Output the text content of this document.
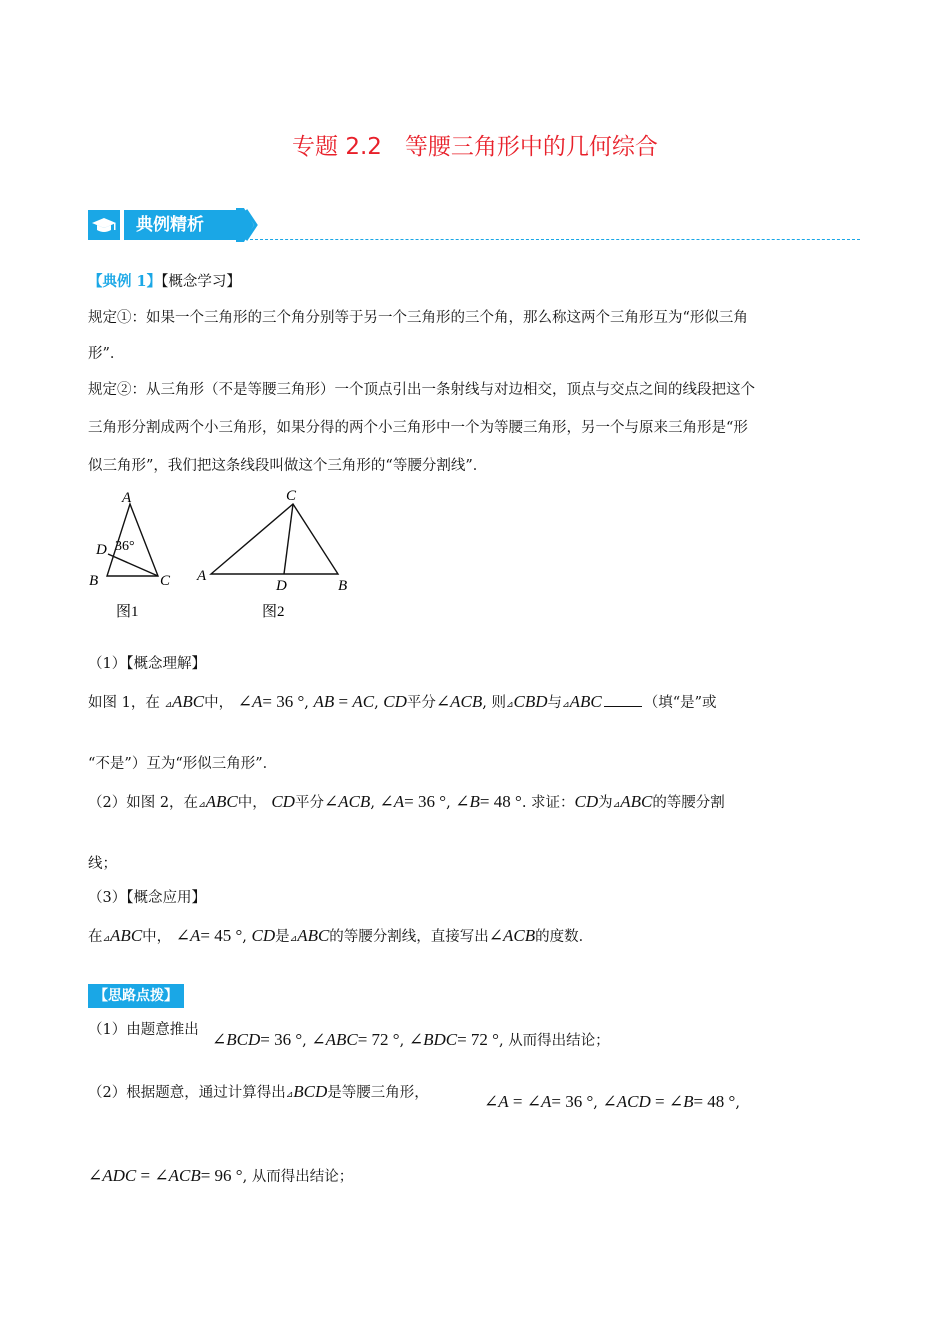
专题 2.2　等腰三角形中的几何综合
典例精析
【典例 1】【概念学习】
规定①：如果一个三角形的三个角分别等于另一个三角形的三个角，那么称这两个三角形互为“形似三角
形”．
规定②：从三角形（不是等腰三角形）一个顶点引出一条射线与对边相交，顶点与交点之间的线段把这个
三角形分割成两个小三角形，如果分得的两个小三角形中一个为等腰三角形，另一个与原来三角形是“形
似三角形”，我们把这条线段叫做这个三角形的“等腰分割线”．
A
D 36°
B	C
图1
C
A
D	B
图2
（1）【概念理解】
如图 1，在 ⊿ABC中， ∠A= 36 °, AB = AC, CD平分∠ACB, 则⊿CBD与⊿ABC	（填“是”或
“不是”）互为“形似三角形”．
（2）如图 2，在⊿ABC中， CD平分∠ACB, ∠A= 36 °, ∠B= 48 °. 求证：CD为⊿ABC的等腰分割
线；
（3）【概念应用】
在⊿ABC中， ∠A= 45 °, CD是⊿ABC的等腰分割线，直接写出∠ACB的度数．
【思路点拨】
（1）由题意推出 ∠BCD= 36 °, ∠ABC= 72 °, ∠BDC= 72 °, 从而得出结论；
（2）根据题意，通过计算得出⊿BCD是等腰三角形，	∠A = ∠A= 36 °, ∠ACD = ∠B= 48 °,
∠ADC = ∠ACB= 96 °, 从而得出结论；
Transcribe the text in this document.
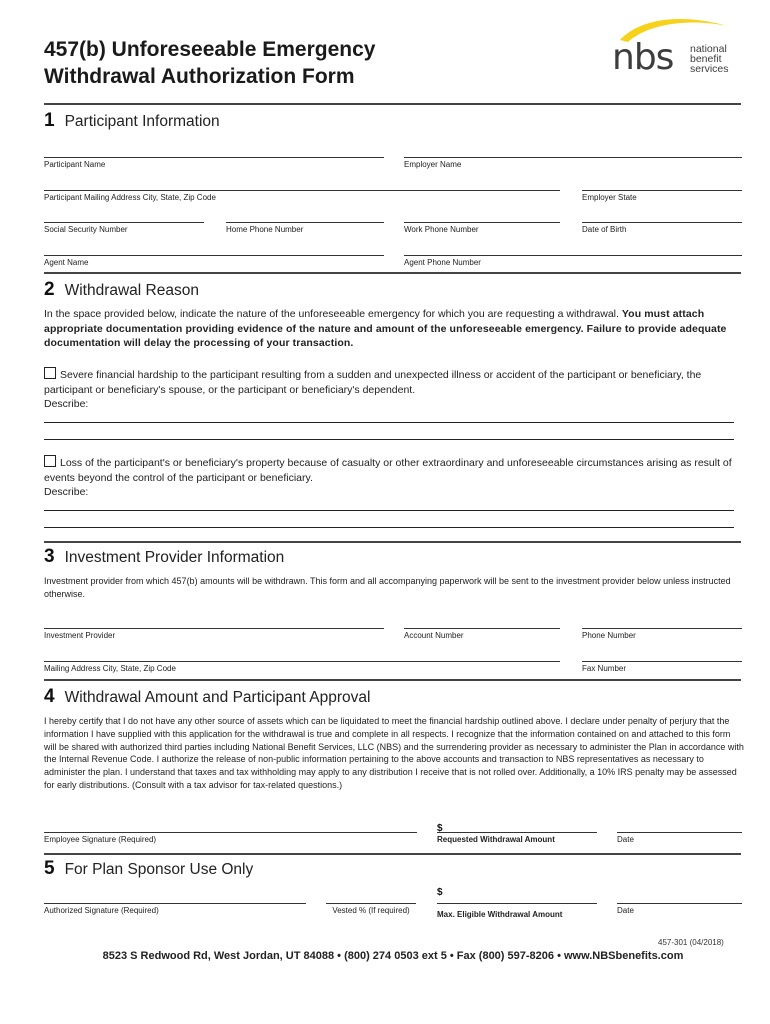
457(b) Unforeseeable Emergency
Withdrawal Authorization Form	nbs national
benefit
services
1 Participant Information
Participant Name	Employer Name
Participant Mailing Address City, State, Zip Code	Employer State
Social Security Number	Home Phone Number	Work Phone Number	Date of Birth
Agent Name	Agent Phone Number
2 Withdrawal Reason
In the space provided below, indicate the nature of the unforeseeable emergency for which you are requesting a withdrawal. You must attach appropriate documentation providing evidence of the nature and amount of the unforeseeable emergency. Failure to provide adequate documentation will delay the processing of your transaction.
Severe financial hardship to the participant resulting from a sudden and unexpected illness or accident of the participant or beneficiary, the participant or beneficiary's spouse, or the participant or beneficiary's dependent.
Describe:
Loss of the participant's or beneficiary's property because of casualty or other extraordinary and unforeseeable circumstances arising as result of events beyond the control of the participant or beneficiary.
Describe:
3 Investment Provider Information
Investment provider from which 457(b) amounts will be withdrawn. This form and all accompanying paperwork will be sent to the investment provider below unless instructed otherwise.
Investment Provider	Account Number	Phone Number
Mailing Address City, State, Zip Code	Fax Number
4 Withdrawal Amount and Participant Approval
I hereby certify that I do not have any other source of assets which can be liquidated to meet the financial hardship outlined above. I declare under penalty of perjury that the information I have supplied with this application for the withdrawal is true and complete in all respects. I recognize that the information contained on and attached to this form will be shared with authorized third parties including National Benefit Services, LLC (NBS) and the surrendering provider as necessary to administer the Plan in accordance with the Internal Revenue Code. I authorize the release of non-public information pertaining to the above accounts and transaction to NBS representatives as necessary to administer the plan. I understand that taxes and tax withholding may apply to any distribution I receive that is not rolled over. Additionally, a 10% IRS penalty may be assessed for early distributions. (Consult with a tax advisor for tax-related questions.)
$
Employee Signature (Required)	Requested Withdrawal Amount	Date
5 For Plan Sponsor Use Only
$
Authorized Signature (Required)	Vested % (If required)	Max. Eligible Withdrawal Amount	Date
457-301 (04/2018)
8523 S Redwood Rd, West Jordan, UT 84088 • (800) 274 0503 ext 5 • Fax (800) 597-8206 • www.NBSbenefits.com
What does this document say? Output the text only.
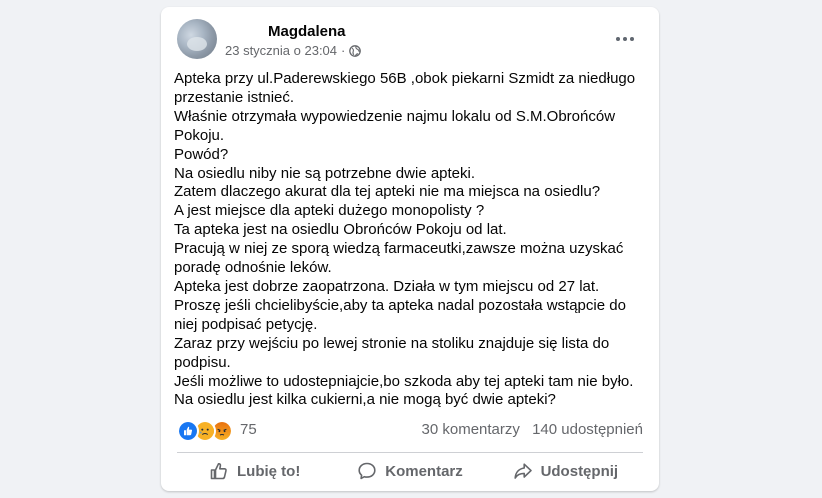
Magdalena
23 stycznia o 23:04 ·

Apteka przy ul.Paderewskiego 56B ,obok piekarni Szmidt za niedługo przestanie istnieć.

Właśnie otrzymała wypowiedzenie najmu lokalu od S.M.Obrońców Pokoju.

Powód?

Na osiedlu niby nie są potrzebne dwie apteki.

Zatem dlaczego akurat dla tej apteki nie ma miejsca na osiedlu?

A jest miejsce dla apteki dużego monopolisty ?

Ta apteka jest na osiedlu Obrońców Pokoju od lat.

Pracują w niej ze sporą wiedzą farmaceutki,zawsze można uzyskać poradę odnośnie leków.

Apteka jest dobrze zaopatrzona. Działa w tym miejscu od 27 lat.

Proszę jeśli chcielibyście,aby ta apteka nadal pozostała wstąpcie do niej podpisać petycję.

Zaraz przy wejściu po lewej stronie na stoliku znajduje się lista do podpisu.

Jeśli możliwe to udostepniajcie,bo szkoda aby tej apteki tam nie było.

Na osiedlu jest kilka cukierni,a nie mogą być dwie apteki?

75	30 komentarzy 140 udostępnień
Lubię to!	Komentarz	Udostępnij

--------------------------------------------------

Stated exercise: Repeat nothing but the lines from the one containing "What does this" through the end of the entries, exactly, and skip the pictures.

Complete response:
What does this document say? Output the text only.
Magdalena
23 stycznia o 23:04 ·

Apteka przy ul.Paderewskiego 56B ,obok piekarni Szmidt za niedługo przestanie istnieć.

Właśnie otrzymała wypowiedzenie najmu lokalu od S.M.Obrońców Pokoju.

Powód?

Na osiedlu niby nie są potrzebne dwie apteki.

Zatem dlaczego akurat dla tej apteki nie ma miejsca na osiedlu?

A jest miejsce dla apteki dużego monopolisty ?

Ta apteka jest na osiedlu Obrońców Pokoju od lat.

Pracują w niej ze sporą wiedzą farmaceutki,zawsze można uzyskać poradę odnośnie leków.

Apteka jest dobrze zaopatrzona. Działa w tym miejscu od 27 lat.

Proszę jeśli chcielibyście,aby ta apteka nadal pozostała wstąpcie do niej podpisać petycję.

Zaraz przy wejściu po lewej stronie na stoliku znajduje się lista do podpisu.

Jeśli możliwe to udostepniajcie,bo szkoda aby tej apteki tam nie było.

Na osiedlu jest kilka cukierni,a nie mogą być dwie apteki?

75	30 komentarzy 140 udostępnień
Lubię to!	Komentarz	Udostępnij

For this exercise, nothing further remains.